(Saved data entries)
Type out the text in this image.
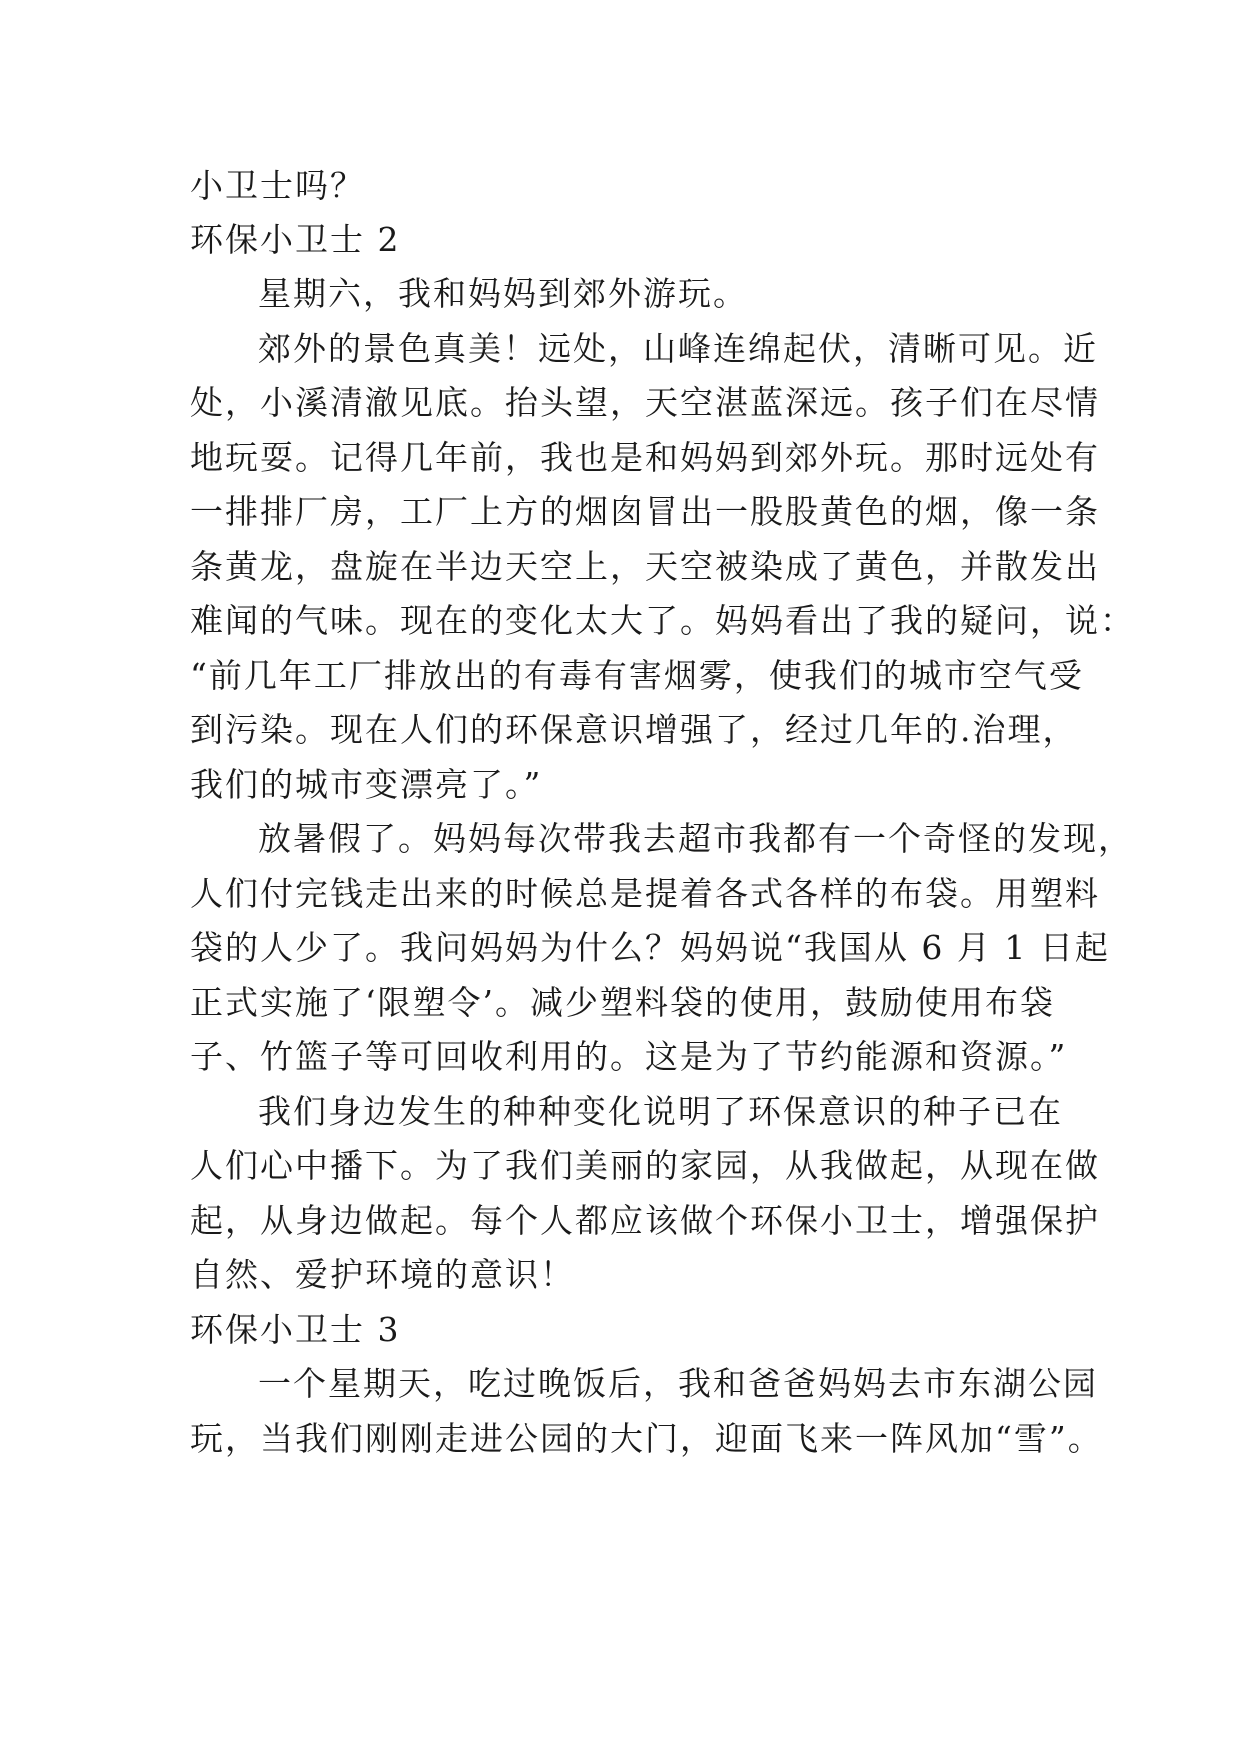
小卫士吗？
环保小卫士 2
星期六，我和妈妈到郊外游玩。
郊外的景色真美！远处，山峰连绵起伏，清晰可见。近
处，小溪清澈见底。抬头望，天空湛蓝深远。孩子们在尽情
地玩耍。记得几年前，我也是和妈妈到郊外玩。那时远处有
一排排厂房，工厂上方的烟囱冒出一股股黄色的烟，像一条
条黄龙，盘旋在半边天空上，天空被染成了黄色，并散发出
难闻的气味。现在的变化太大了。妈妈看出了我的疑问，说：
“前几年工厂排放出的有毒有害烟雾，使我们的城市空气受
到污染。现在人们的环保意识增强了，经过几年的.治理，
我们的城市变漂亮了。”
放暑假了。妈妈每次带我去超市我都有一个奇怪的发现，
人们付完钱走出来的时候总是提着各式各样的布袋。用塑料
袋的人少了。我问妈妈为什么？妈妈说“我国从 6 月 1 日起
正式实施了‘限塑令’。减少塑料袋的使用，鼓励使用布袋
子、竹篮子等可回收利用的。这是为了节约能源和资源。”
我们身边发生的种种变化说明了环保意识的种子已在
人们心中播下。为了我们美丽的家园，从我做起，从现在做
起，从身边做起。每个人都应该做个环保小卫士，增强保护
自然、爱护环境的意识！
环保小卫士 3
一个星期天，吃过晚饭后，我和爸爸妈妈去市东湖公园
玩，当我们刚刚走进公园的大门，迎面飞来一阵风加“雪”。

[The exercise] Quote the material in full and exactly; do not carry over its pictures.

[Answer to the exercise]
Type out the text in this image.
小卫士吗？
环保小卫士 2
星期六，我和妈妈到郊外游玩。
郊外的景色真美！远处，山峰连绵起伏，清晰可见。近
处，小溪清澈见底。抬头望，天空湛蓝深远。孩子们在尽情
地玩耍。记得几年前，我也是和妈妈到郊外玩。那时远处有
一排排厂房，工厂上方的烟囱冒出一股股黄色的烟，像一条
条黄龙，盘旋在半边天空上，天空被染成了黄色，并散发出
难闻的气味。现在的变化太大了。妈妈看出了我的疑问，说：
“前几年工厂排放出的有毒有害烟雾，使我们的城市空气受
到污染。现在人们的环保意识增强了，经过几年的.治理，
我们的城市变漂亮了。”
放暑假了。妈妈每次带我去超市我都有一个奇怪的发现，
人们付完钱走出来的时候总是提着各式各样的布袋。用塑料
袋的人少了。我问妈妈为什么？妈妈说“我国从 6 月 1 日起
正式实施了‘限塑令’。减少塑料袋的使用，鼓励使用布袋
子、竹篮子等可回收利用的。这是为了节约能源和资源。”
我们身边发生的种种变化说明了环保意识的种子已在
人们心中播下。为了我们美丽的家园，从我做起，从现在做
起，从身边做起。每个人都应该做个环保小卫士，增强保护
自然、爱护环境的意识！
环保小卫士 3
一个星期天，吃过晚饭后，我和爸爸妈妈去市东湖公园
玩，当我们刚刚走进公园的大门，迎面飞来一阵风加“雪”。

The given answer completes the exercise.